GIVEN PROBLEM: Word for word, transcribe the lines below and drop the pictures.

^^^^^^^^

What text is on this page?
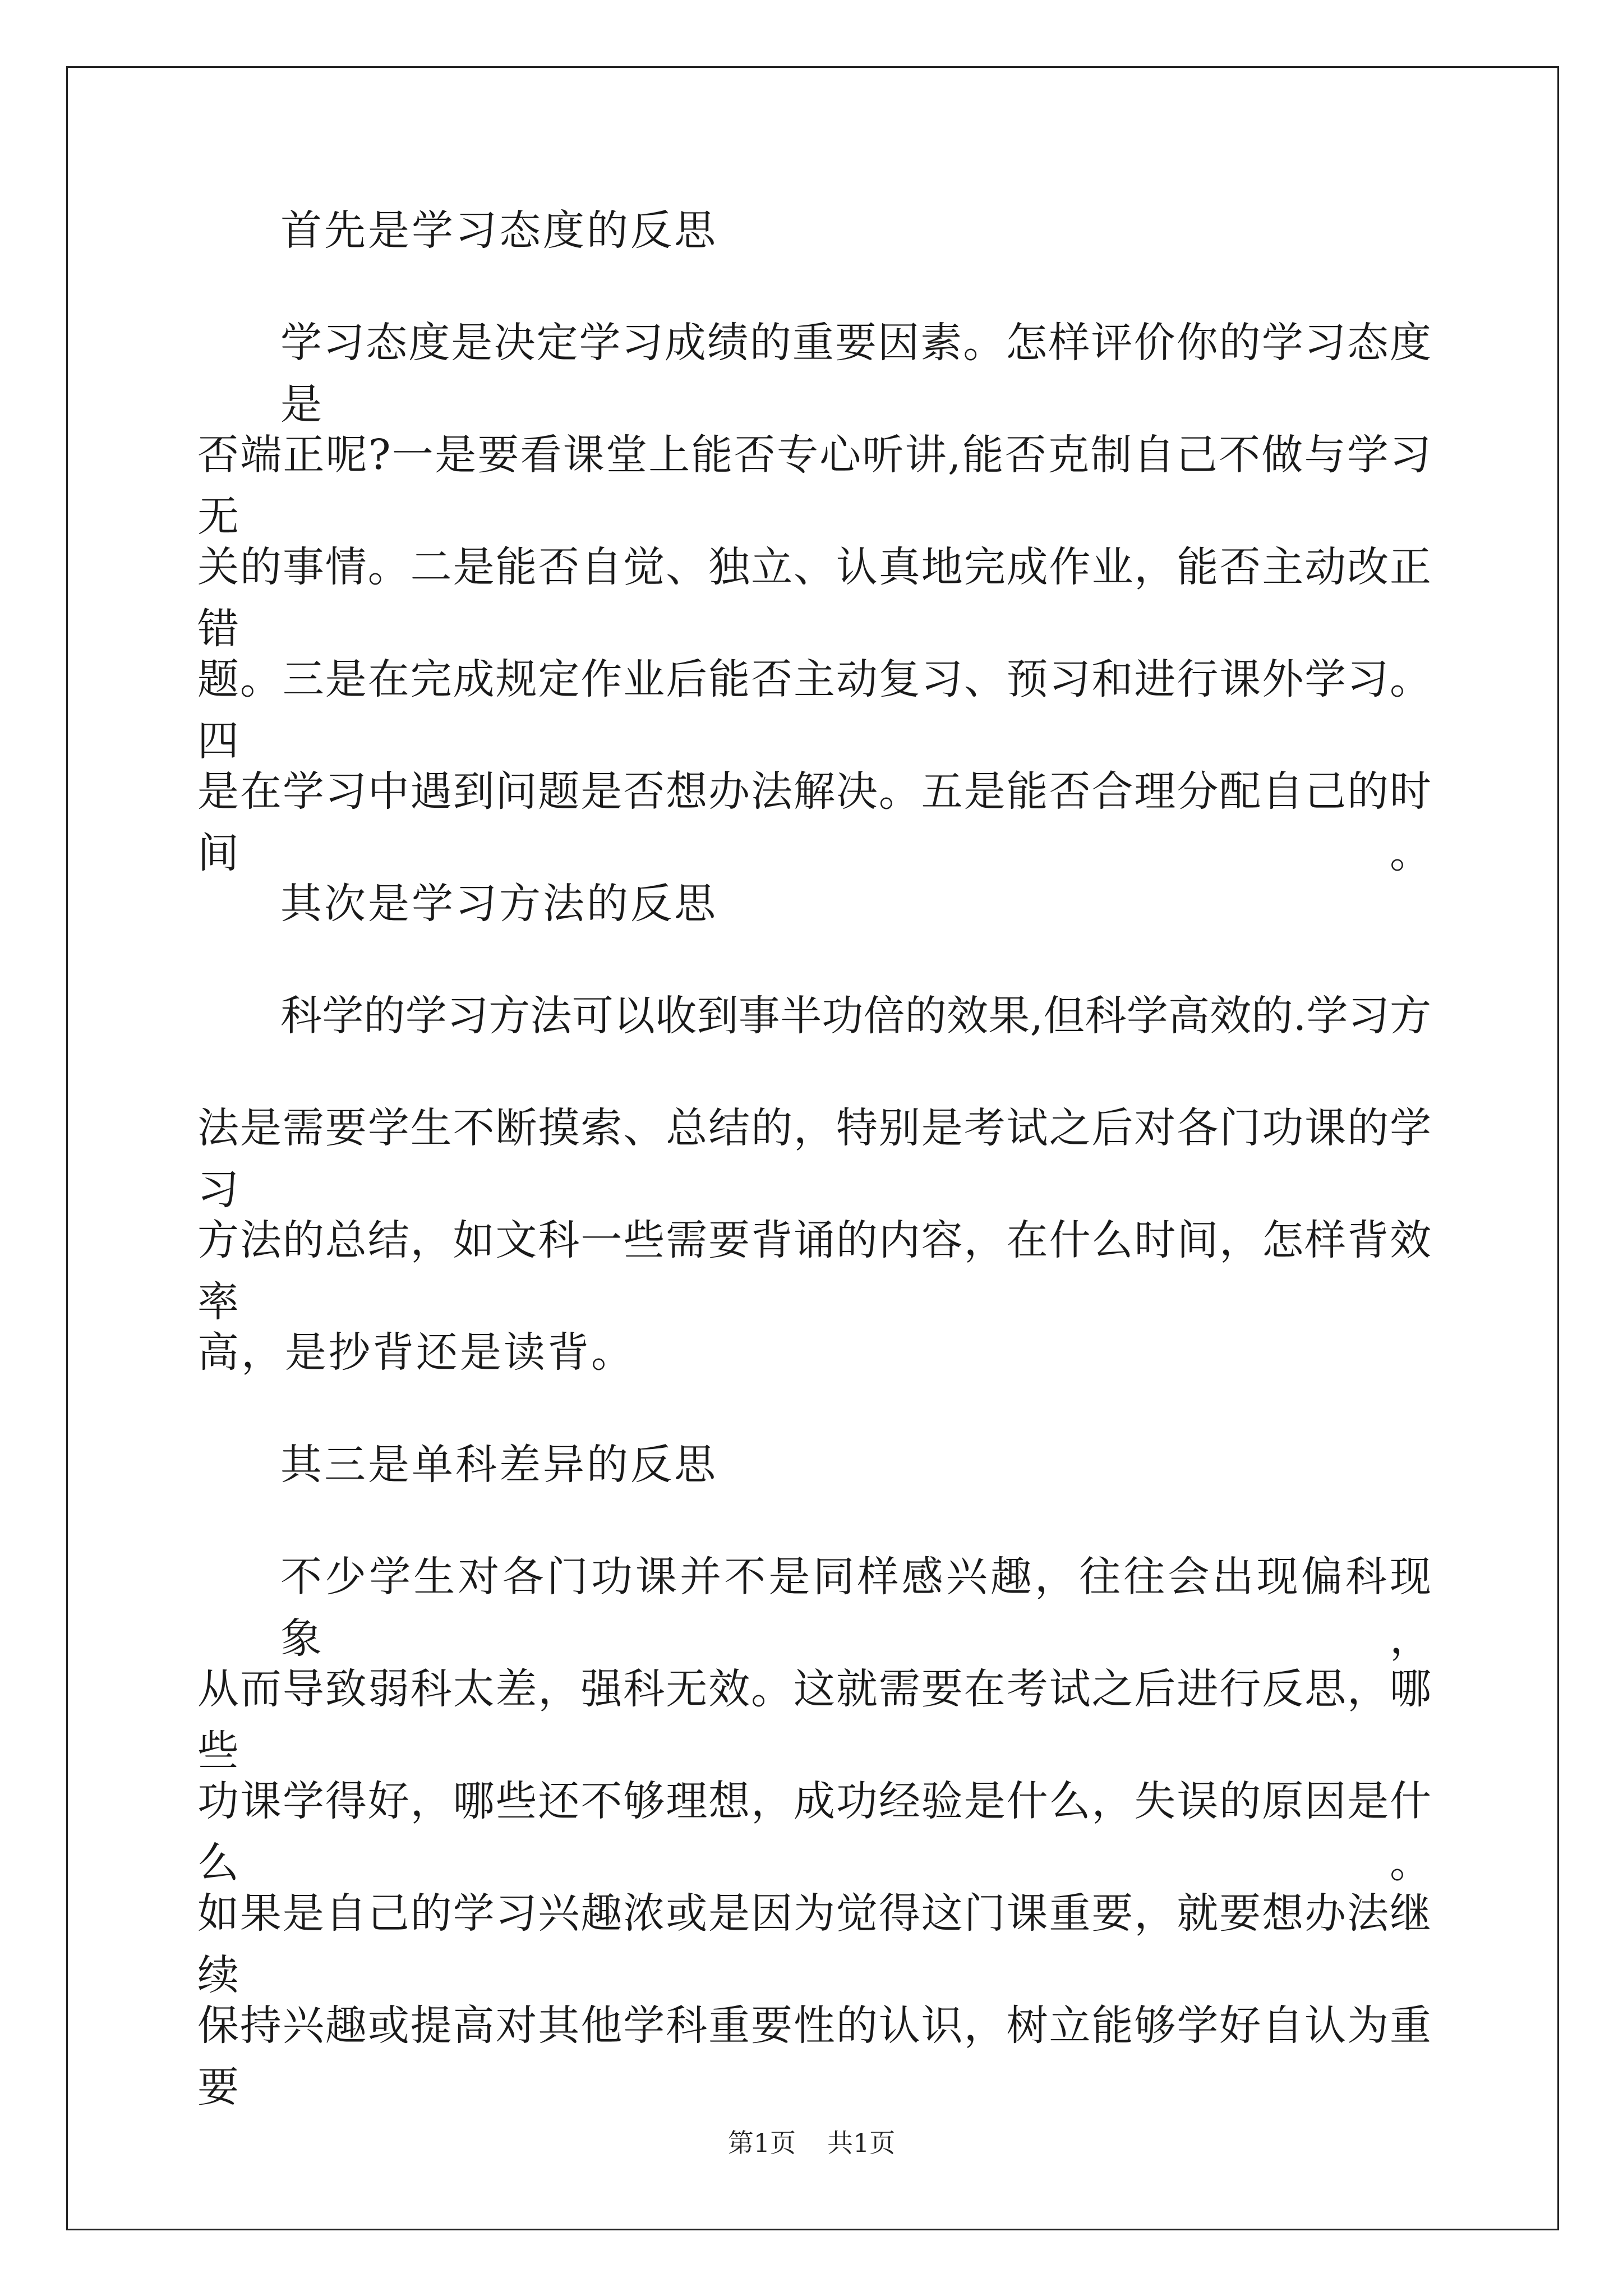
首先是学习态度的反思
学习态度是决定学习成绩的重要因素。怎样评价你的学习态度是
否端正呢?一是要看课堂上能否专心听讲,能否克制自己不做与学习无
关的事情。二是能否自觉、独立、认真地完成作业，能否主动改正错
题。三是在完成规定作业后能否主动复习、预习和进行课外学习。四
是在学习中遇到问题是否想办法解决。五是能否合理分配自己的时间。
其次是学习方法的反思
科学的学习方法可以收到事半功倍的效果,但科学高效的.学习方
法是需要学生不断摸索、总结的，特别是考试之后对各门功课的学习
方法的总结，如文科一些需要背诵的内容，在什么时间，怎样背效率
高，是抄背还是读背。
其三是单科差异的反思
不少学生对各门功课并不是同样感兴趣，往往会出现偏科现象，
从而导致弱科太差，强科无效。这就需要在考试之后进行反思，哪些
功课学得好，哪些还不够理想，成功经验是什么，失误的原因是什么。
如果是自己的学习兴趣浓或是因为觉得这门课重要，就要想办法继续
保持兴趣或提高对其他学科重要性的认识，树立能够学好自认为重要
第1页 共1页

^^^^^^^^

WORKED SOLUTION:
What text is on this page?
首先是学习态度的反思
学习态度是决定学习成绩的重要因素。怎样评价你的学习态度是
否端正呢?一是要看课堂上能否专心听讲,能否克制自己不做与学习无
关的事情。二是能否自觉、独立、认真地完成作业，能否主动改正错
题。三是在完成规定作业后能否主动复习、预习和进行课外学习。四
是在学习中遇到问题是否想办法解决。五是能否合理分配自己的时间。
其次是学习方法的反思
科学的学习方法可以收到事半功倍的效果,但科学高效的.学习方
法是需要学生不断摸索、总结的，特别是考试之后对各门功课的学习
方法的总结，如文科一些需要背诵的内容，在什么时间，怎样背效率
高，是抄背还是读背。
其三是单科差异的反思
不少学生对各门功课并不是同样感兴趣，往往会出现偏科现象，
从而导致弱科太差，强科无效。这就需要在考试之后进行反思，哪些
功课学得好，哪些还不够理想，成功经验是什么，失误的原因是什么。
如果是自己的学习兴趣浓或是因为觉得这门课重要，就要想办法继续
保持兴趣或提高对其他学科重要性的认识，树立能够学好自认为重要
第1页 共1页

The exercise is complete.